__Listing__.
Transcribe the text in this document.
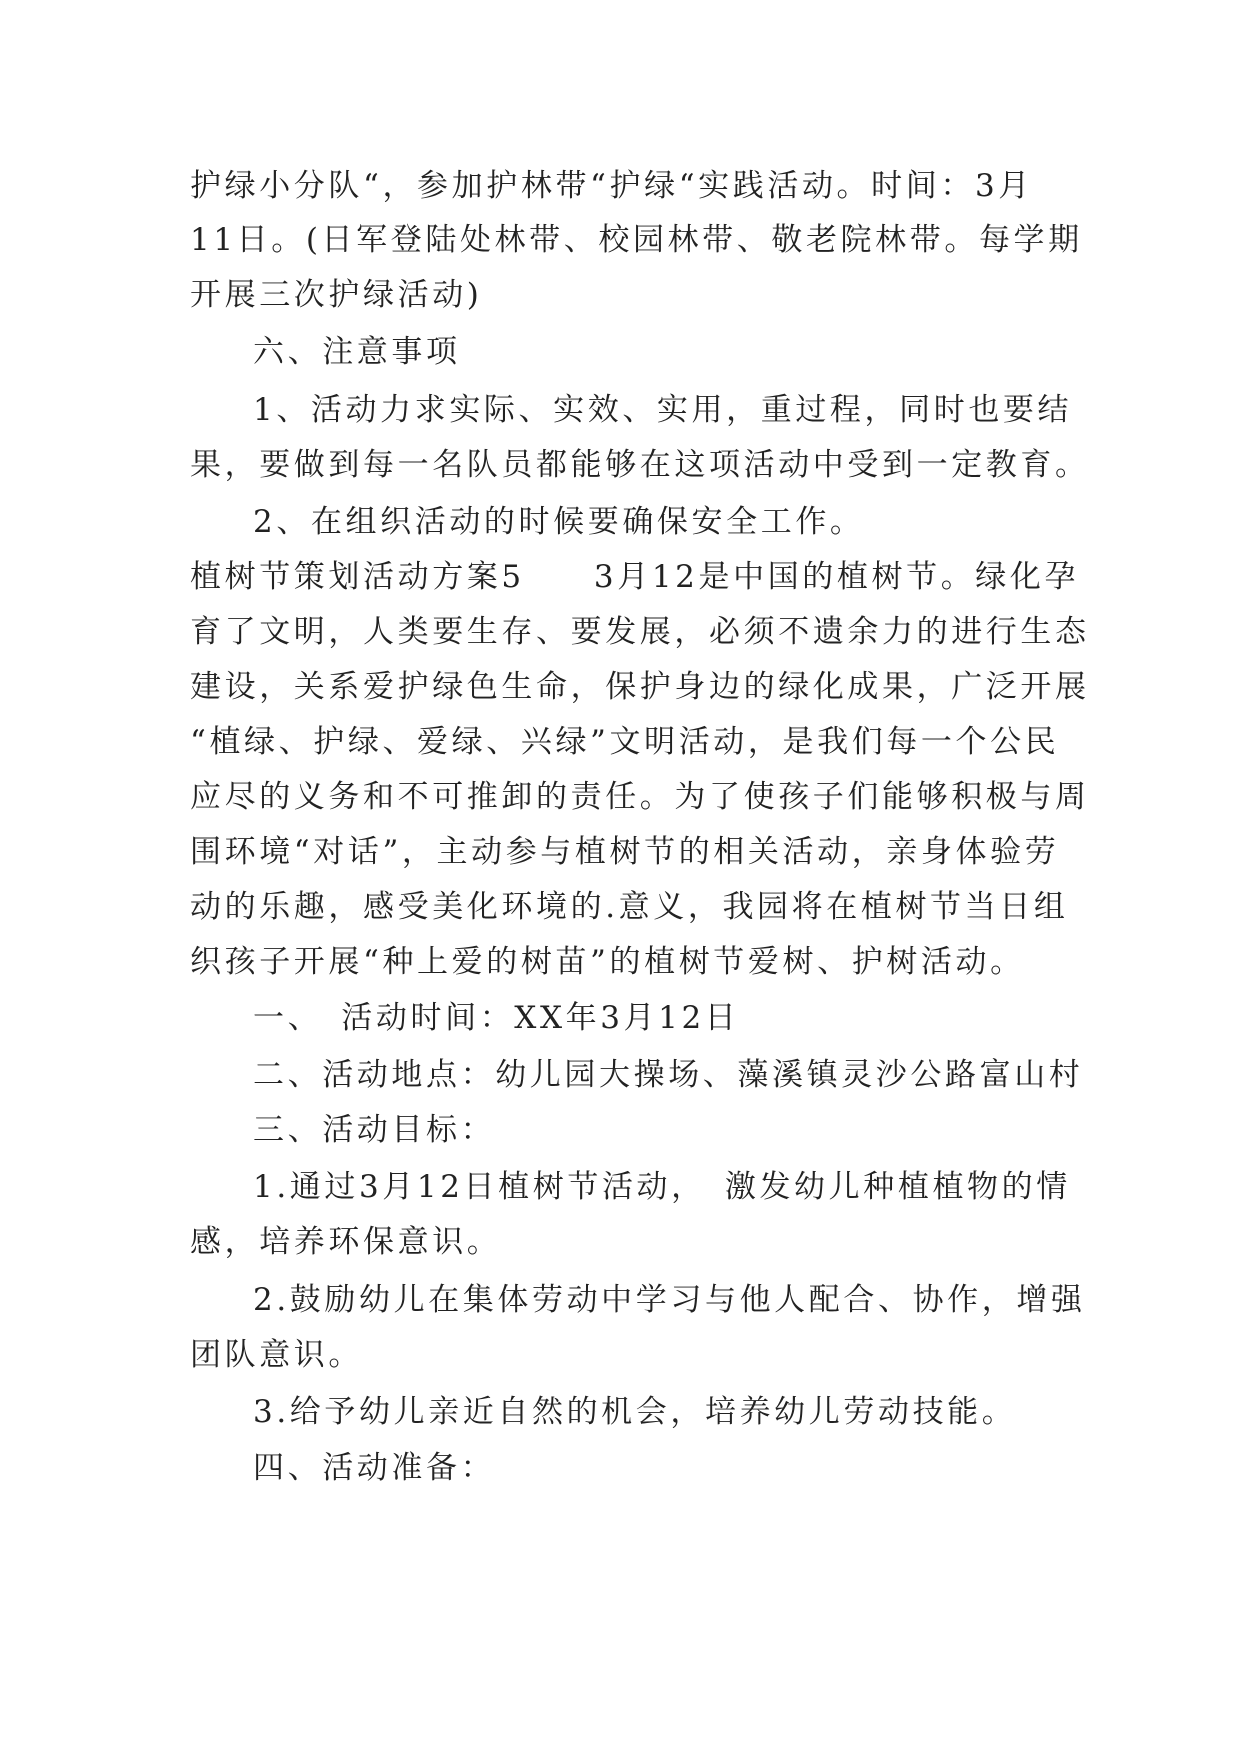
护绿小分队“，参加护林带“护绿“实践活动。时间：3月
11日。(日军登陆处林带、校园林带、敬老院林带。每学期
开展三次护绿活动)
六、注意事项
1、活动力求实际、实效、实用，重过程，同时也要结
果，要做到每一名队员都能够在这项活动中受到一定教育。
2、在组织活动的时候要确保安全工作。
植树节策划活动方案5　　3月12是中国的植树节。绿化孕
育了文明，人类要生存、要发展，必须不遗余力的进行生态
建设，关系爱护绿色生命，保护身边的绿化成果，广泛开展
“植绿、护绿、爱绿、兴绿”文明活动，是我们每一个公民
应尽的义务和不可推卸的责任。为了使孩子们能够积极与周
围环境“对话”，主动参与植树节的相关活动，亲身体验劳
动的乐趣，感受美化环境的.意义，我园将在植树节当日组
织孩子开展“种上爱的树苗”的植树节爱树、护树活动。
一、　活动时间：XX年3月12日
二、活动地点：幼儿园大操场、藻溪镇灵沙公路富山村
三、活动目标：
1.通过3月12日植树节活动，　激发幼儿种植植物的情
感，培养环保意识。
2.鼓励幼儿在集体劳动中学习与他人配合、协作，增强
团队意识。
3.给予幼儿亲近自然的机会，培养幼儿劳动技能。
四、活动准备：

__Task__. Skip the pictures and transcribe the rest of the records exactly.

__Response__.
Transcribe the text in this document.
护绿小分队“，参加护林带“护绿“实践活动。时间：3月
11日。(日军登陆处林带、校园林带、敬老院林带。每学期
开展三次护绿活动)
六、注意事项
1、活动力求实际、实效、实用，重过程，同时也要结
果，要做到每一名队员都能够在这项活动中受到一定教育。
2、在组织活动的时候要确保安全工作。
植树节策划活动方案5　　3月12是中国的植树节。绿化孕
育了文明，人类要生存、要发展，必须不遗余力的进行生态
建设，关系爱护绿色生命，保护身边的绿化成果，广泛开展
“植绿、护绿、爱绿、兴绿”文明活动，是我们每一个公民
应尽的义务和不可推卸的责任。为了使孩子们能够积极与周
围环境“对话”，主动参与植树节的相关活动，亲身体验劳
动的乐趣，感受美化环境的.意义，我园将在植树节当日组
织孩子开展“种上爱的树苗”的植树节爱树、护树活动。
一、　活动时间：XX年3月12日
二、活动地点：幼儿园大操场、藻溪镇灵沙公路富山村
三、活动目标：
1.通过3月12日植树节活动，　激发幼儿种植植物的情
感，培养环保意识。
2.鼓励幼儿在集体劳动中学习与他人配合、协作，增强
团队意识。
3.给予幼儿亲近自然的机会，培养幼儿劳动技能。
四、活动准备：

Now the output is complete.